#### Listing:

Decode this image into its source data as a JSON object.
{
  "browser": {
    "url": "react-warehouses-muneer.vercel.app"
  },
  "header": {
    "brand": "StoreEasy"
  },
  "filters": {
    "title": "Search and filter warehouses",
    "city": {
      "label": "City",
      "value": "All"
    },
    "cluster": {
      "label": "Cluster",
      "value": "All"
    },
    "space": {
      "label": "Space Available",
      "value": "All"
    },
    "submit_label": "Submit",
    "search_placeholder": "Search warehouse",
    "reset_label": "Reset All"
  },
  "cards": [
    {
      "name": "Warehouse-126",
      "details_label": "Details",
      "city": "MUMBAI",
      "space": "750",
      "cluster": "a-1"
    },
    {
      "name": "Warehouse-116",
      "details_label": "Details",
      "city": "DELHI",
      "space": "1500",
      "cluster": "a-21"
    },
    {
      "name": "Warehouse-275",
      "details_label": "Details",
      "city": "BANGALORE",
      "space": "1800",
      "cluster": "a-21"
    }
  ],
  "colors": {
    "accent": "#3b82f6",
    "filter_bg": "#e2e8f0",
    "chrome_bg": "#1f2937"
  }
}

==

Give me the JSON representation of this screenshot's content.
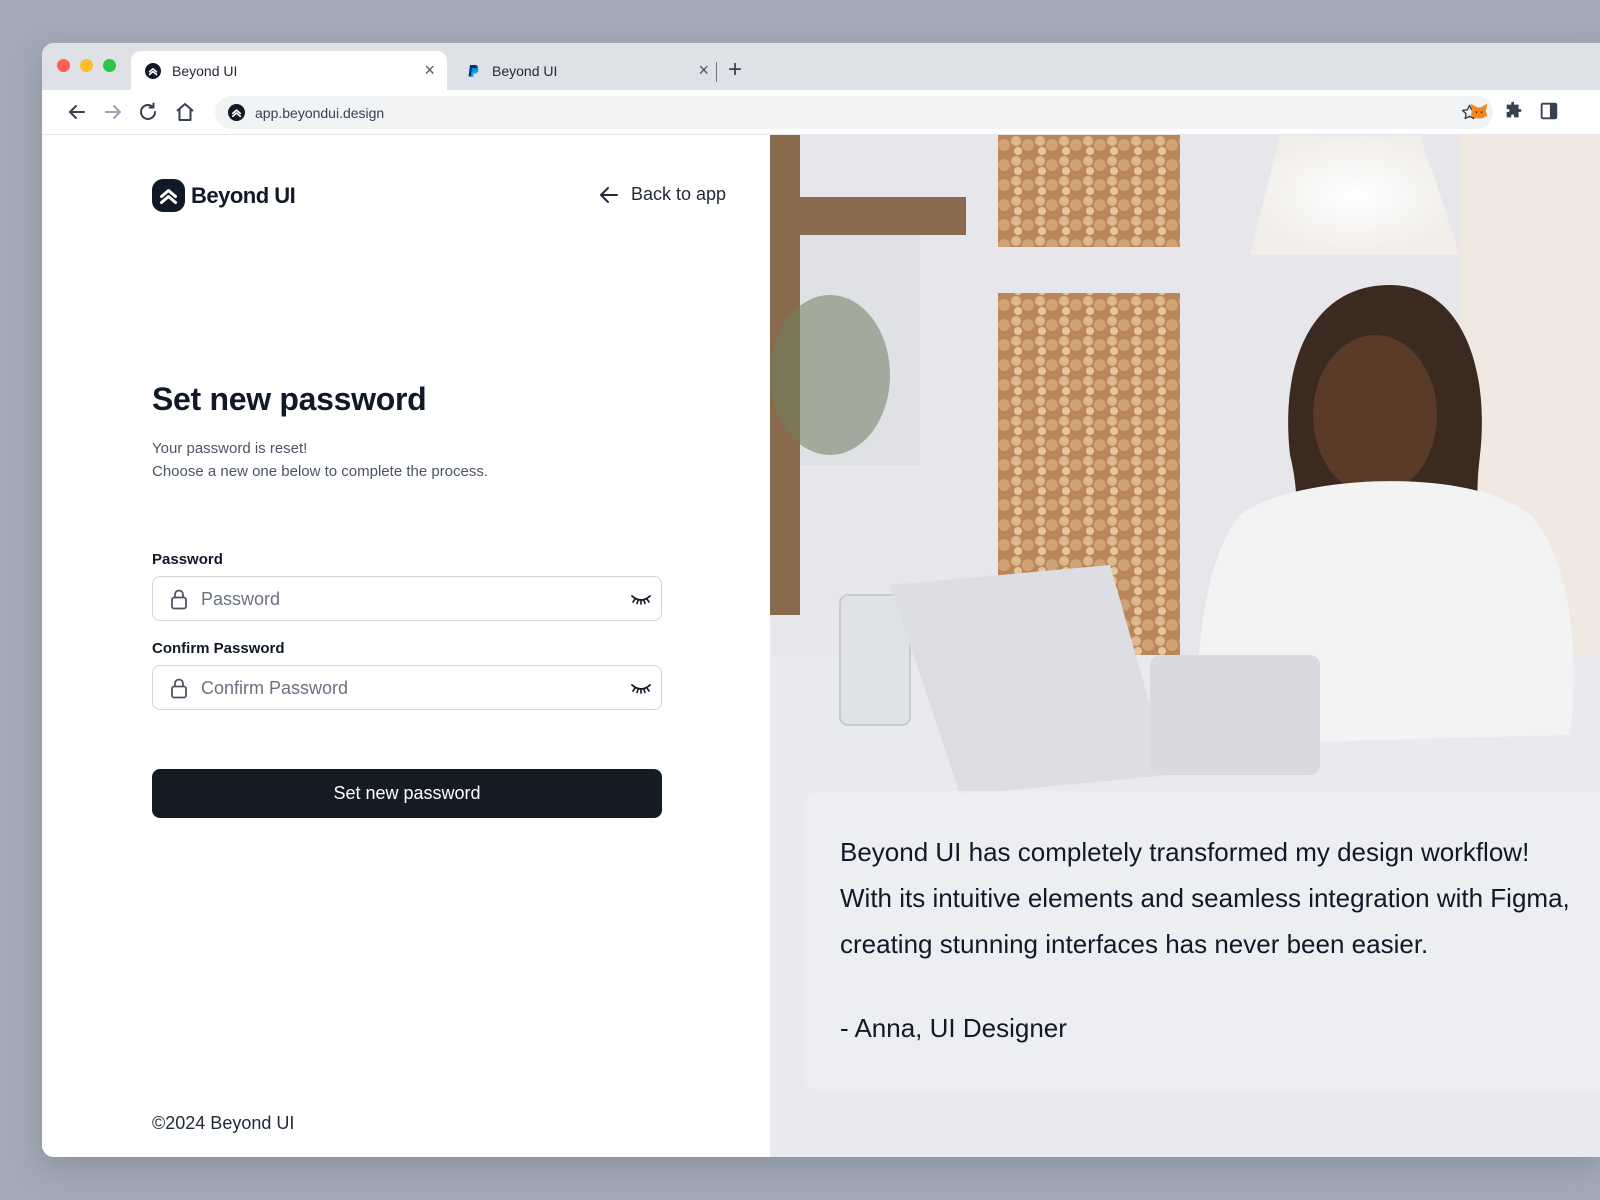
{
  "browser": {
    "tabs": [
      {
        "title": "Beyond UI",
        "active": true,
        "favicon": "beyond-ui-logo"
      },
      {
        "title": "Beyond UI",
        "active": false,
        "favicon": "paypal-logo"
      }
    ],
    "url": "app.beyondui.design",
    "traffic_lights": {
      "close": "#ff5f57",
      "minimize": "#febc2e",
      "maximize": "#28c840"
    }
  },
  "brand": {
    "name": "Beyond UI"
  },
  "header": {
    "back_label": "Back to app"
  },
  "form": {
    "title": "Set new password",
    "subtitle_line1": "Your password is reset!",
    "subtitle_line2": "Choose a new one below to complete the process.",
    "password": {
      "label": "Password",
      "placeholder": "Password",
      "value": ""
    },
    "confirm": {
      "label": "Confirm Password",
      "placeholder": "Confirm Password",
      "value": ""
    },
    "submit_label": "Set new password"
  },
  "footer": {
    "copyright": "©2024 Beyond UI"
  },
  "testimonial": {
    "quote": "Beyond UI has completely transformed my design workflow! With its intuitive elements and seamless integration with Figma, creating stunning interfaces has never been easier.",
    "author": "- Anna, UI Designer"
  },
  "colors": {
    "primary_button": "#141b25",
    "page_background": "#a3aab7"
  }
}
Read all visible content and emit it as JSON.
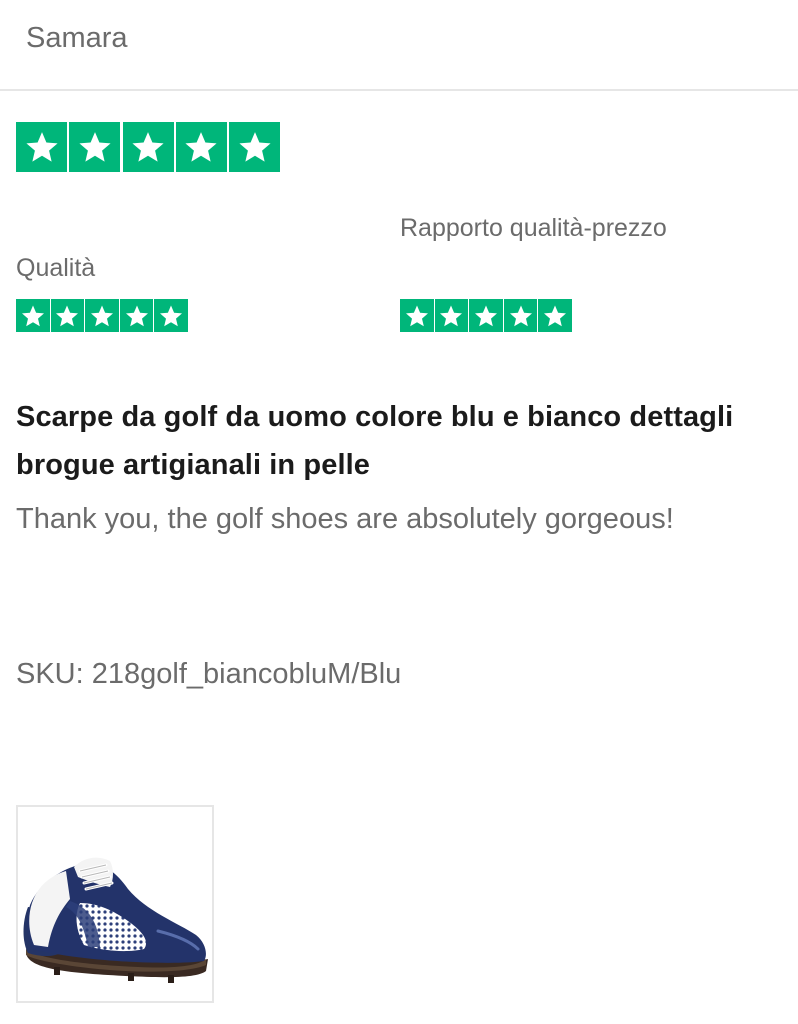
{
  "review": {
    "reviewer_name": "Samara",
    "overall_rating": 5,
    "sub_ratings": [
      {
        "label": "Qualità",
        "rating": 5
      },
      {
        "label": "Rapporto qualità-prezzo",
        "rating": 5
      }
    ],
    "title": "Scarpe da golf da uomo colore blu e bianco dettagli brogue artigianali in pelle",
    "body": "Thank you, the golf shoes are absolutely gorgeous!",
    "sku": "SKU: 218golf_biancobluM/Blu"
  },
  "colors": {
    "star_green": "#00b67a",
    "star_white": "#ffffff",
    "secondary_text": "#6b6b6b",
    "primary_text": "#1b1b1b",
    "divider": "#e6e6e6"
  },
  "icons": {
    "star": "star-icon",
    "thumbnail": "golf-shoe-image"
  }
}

#### What needs to be done:
Lines of the material that contain the word "Search" are to be gathered.

#### Written response:
    "title": "Search and filter warehouses",
    "search_placeholder": "Search warehouse",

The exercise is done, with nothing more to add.